WORK REQUIRED >>
Nothing but an exact copy of the data should be output.

Stored entries
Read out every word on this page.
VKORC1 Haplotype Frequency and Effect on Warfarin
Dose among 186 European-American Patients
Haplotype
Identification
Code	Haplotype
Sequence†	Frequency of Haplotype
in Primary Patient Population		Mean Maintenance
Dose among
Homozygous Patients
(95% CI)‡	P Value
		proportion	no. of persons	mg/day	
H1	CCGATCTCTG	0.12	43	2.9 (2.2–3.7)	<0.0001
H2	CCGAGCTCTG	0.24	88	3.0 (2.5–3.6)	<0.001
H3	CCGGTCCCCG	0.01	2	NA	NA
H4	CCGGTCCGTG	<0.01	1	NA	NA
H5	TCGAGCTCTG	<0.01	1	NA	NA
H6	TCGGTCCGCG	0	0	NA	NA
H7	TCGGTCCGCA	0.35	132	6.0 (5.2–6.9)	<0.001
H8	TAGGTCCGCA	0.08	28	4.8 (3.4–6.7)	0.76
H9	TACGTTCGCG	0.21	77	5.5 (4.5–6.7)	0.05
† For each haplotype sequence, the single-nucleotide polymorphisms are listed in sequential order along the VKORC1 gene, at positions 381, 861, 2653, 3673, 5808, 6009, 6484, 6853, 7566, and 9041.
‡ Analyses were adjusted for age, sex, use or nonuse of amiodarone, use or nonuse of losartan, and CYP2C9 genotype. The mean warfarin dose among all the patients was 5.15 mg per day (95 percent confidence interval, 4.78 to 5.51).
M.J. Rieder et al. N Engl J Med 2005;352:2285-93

ANSWER SPACE >>
Read out every word on this page.
VKORC1 Haplotype Frequency and Effect on Warfarin
Dose among 186 European-American Patients
Haplotype
Identification
Code	Haplotype
Sequence†	Frequency of Haplotype
in Primary Patient Population		Mean Maintenance
Dose among
Homozygous Patients
(95% CI)‡	P Value
		proportion	no. of persons	mg/day	
H1	CCGATCTCTG	0.12	43	2.9 (2.2–3.7)	<0.0001
H2	CCGAGCTCTG	0.24	88	3.0 (2.5–3.6)	<0.001
H3	CCGGTCCCCG	0.01	2	NA	NA
H4	CCGGTCCGTG	<0.01	1	NA	NA
H5	TCGAGCTCTG	<0.01	1	NA	NA
H6	TCGGTCCGCG	0	0	NA	NA
H7	TCGGTCCGCA	0.35	132	6.0 (5.2–6.9)	<0.001
H8	TAGGTCCGCA	0.08	28	4.8 (3.4–6.7)	0.76
H9	TACGTTCGCG	0.21	77	5.5 (4.5–6.7)	0.05
† For each haplotype sequence, the single-nucleotide polymorphisms are listed in sequential order along the VKORC1 gene, at positions 381, 861, 2653, 3673, 5808, 6009, 6484, 6853, 7566, and 9041.
‡ Analyses were adjusted for age, sex, use or nonuse of amiodarone, use or nonuse of losartan, and CYP2C9 genotype. The mean warfarin dose among all the patients was 5.15 mg per day (95 percent confidence interval, 4.78 to 5.51).
M.J. Rieder et al. N Engl J Med 2005;352:2285-93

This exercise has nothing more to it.